SHORT TASK
Find each line with the string "title" and report it.

# START OF RECORDS PROVIDED

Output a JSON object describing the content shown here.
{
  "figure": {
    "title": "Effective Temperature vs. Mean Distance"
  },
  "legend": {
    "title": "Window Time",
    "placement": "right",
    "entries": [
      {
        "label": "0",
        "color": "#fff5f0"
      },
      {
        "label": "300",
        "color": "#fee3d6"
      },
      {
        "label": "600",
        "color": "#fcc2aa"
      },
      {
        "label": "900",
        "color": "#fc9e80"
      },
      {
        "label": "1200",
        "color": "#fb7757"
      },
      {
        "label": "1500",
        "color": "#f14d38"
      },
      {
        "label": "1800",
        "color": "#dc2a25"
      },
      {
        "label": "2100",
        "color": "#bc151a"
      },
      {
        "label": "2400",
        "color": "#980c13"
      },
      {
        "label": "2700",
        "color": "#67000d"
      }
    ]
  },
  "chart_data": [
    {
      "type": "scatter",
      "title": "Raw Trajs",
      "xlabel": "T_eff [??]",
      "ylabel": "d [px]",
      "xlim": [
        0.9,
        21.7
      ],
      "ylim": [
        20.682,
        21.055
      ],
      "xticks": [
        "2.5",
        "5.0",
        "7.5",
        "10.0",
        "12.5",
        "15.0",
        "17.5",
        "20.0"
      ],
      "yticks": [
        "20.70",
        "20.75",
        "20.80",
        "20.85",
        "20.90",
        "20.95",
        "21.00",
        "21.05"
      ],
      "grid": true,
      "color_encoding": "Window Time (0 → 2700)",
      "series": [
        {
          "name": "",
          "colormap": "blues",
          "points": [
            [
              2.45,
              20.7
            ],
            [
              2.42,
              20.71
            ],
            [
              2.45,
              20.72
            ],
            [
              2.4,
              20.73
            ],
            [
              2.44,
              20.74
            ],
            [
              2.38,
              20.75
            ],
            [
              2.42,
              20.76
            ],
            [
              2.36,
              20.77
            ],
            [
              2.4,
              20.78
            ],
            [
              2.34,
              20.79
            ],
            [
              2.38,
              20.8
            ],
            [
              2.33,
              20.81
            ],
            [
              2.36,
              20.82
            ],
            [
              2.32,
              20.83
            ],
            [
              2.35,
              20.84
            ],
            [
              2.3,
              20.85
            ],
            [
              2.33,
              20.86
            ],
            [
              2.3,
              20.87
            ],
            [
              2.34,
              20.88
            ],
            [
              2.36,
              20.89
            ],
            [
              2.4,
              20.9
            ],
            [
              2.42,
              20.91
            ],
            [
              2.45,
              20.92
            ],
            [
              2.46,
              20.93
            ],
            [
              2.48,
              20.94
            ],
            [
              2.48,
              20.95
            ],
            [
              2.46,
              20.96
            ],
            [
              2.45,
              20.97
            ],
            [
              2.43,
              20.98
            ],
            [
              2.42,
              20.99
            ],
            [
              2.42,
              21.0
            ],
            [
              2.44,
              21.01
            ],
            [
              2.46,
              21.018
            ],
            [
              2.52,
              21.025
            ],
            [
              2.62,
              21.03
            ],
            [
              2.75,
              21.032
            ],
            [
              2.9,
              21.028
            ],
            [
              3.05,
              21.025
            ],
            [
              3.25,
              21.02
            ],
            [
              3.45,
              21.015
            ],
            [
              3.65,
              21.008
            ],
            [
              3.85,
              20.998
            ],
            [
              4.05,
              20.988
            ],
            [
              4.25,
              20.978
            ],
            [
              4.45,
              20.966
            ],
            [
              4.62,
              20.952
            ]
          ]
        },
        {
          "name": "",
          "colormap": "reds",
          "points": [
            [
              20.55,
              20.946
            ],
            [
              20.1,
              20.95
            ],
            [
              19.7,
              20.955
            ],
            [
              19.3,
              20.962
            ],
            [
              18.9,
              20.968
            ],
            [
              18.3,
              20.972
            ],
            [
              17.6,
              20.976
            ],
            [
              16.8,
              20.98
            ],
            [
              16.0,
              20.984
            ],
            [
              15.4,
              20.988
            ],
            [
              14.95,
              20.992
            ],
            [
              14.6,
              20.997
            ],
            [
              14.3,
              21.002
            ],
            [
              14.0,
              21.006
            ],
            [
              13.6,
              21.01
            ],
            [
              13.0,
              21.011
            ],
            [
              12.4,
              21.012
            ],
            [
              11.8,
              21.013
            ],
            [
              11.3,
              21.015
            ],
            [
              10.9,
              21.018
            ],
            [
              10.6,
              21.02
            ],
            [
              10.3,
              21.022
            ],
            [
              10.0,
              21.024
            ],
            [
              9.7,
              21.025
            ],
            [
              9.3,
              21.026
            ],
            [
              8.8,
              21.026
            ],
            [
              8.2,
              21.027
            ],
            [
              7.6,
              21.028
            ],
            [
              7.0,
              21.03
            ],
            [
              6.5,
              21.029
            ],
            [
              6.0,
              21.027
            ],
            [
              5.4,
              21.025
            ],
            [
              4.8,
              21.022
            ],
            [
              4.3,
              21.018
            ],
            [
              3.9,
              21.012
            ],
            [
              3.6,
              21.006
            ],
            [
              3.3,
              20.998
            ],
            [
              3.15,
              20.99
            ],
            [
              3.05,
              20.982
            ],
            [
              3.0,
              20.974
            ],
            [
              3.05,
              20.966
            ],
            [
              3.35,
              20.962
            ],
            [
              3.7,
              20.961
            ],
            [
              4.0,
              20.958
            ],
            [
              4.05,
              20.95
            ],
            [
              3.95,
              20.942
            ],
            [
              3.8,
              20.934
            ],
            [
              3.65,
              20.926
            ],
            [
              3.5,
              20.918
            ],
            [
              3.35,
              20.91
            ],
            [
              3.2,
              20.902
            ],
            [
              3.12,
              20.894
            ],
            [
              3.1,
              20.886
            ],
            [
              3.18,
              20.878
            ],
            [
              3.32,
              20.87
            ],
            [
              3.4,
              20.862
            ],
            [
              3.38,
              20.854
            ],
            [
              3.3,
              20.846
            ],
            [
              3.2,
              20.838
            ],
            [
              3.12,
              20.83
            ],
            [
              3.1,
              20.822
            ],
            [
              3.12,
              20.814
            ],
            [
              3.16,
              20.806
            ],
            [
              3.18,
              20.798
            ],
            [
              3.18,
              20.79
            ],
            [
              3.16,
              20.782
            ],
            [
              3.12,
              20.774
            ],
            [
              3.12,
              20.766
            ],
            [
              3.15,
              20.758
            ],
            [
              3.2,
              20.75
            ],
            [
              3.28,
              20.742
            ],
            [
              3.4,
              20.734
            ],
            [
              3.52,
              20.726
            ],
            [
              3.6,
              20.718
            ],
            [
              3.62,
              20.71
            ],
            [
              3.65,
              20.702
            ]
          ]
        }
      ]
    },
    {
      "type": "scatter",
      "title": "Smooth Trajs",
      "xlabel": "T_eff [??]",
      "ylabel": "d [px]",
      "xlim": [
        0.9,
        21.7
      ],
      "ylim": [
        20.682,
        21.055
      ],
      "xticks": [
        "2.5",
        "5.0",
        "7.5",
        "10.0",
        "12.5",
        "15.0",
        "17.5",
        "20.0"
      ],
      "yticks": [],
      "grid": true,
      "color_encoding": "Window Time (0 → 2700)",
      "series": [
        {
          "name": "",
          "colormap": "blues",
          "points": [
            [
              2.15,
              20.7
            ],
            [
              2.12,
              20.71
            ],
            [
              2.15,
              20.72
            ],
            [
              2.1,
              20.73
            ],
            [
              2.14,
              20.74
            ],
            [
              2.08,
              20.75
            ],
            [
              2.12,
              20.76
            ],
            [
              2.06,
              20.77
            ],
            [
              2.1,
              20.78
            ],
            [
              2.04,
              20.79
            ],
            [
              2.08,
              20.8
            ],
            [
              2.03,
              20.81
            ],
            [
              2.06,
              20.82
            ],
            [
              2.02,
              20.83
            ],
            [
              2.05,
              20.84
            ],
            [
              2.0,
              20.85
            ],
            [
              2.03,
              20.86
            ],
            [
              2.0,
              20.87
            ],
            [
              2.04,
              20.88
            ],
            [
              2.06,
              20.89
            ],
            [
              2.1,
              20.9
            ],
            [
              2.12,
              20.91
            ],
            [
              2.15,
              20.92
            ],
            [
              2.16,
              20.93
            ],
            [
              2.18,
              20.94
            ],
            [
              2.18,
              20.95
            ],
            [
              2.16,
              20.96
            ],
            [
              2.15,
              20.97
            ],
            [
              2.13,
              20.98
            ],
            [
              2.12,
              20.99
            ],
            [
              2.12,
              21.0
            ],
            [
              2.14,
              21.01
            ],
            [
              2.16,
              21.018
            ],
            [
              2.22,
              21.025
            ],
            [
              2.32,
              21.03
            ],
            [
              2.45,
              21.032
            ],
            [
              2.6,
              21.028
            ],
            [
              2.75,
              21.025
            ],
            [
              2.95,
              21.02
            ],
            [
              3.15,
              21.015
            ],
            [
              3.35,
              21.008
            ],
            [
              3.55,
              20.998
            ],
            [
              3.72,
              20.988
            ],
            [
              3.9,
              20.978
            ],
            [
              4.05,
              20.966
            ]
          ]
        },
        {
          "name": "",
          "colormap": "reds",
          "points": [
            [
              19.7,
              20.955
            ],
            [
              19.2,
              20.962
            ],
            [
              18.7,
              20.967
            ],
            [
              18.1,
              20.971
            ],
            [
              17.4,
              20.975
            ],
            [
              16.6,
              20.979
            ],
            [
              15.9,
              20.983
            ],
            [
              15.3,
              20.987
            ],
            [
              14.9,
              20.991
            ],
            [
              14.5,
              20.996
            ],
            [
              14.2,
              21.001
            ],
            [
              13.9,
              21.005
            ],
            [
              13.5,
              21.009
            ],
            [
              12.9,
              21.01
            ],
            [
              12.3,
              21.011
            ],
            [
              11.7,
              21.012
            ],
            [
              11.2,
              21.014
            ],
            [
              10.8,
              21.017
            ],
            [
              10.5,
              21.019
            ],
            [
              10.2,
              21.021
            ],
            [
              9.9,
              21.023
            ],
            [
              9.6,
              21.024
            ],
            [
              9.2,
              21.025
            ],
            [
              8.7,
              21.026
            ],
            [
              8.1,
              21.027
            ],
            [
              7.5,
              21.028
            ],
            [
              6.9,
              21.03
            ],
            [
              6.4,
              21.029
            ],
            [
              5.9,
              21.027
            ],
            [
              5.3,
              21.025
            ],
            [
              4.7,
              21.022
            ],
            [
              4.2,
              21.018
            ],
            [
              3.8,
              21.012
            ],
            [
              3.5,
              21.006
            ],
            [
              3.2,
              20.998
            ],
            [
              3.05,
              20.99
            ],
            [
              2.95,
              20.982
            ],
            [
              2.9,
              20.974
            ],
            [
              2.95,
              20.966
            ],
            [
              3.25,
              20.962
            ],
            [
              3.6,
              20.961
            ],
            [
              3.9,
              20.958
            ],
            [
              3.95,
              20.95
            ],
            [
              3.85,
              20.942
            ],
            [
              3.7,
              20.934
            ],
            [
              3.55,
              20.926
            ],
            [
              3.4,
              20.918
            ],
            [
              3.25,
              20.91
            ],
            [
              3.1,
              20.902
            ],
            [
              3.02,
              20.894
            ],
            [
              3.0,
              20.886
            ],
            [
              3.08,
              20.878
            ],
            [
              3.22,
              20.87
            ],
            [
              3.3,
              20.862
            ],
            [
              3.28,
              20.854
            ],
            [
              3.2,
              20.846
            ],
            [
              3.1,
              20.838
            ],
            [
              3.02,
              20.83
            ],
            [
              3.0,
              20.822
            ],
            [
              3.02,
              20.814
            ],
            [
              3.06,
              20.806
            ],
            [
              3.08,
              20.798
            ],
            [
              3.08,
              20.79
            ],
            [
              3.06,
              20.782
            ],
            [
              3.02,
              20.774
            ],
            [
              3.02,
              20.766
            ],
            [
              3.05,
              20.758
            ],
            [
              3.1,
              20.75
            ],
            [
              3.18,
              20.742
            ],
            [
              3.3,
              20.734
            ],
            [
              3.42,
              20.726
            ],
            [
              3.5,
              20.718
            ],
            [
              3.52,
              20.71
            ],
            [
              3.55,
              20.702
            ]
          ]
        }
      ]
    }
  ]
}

# END OF RECORDS PROVIDED

CORRECT RESPONSE
    "title": "Effective Temperature vs. Mean Distance"
    "title": "Window Time",
      "title": "Raw Trajs",
      "title": "Smooth Trajs",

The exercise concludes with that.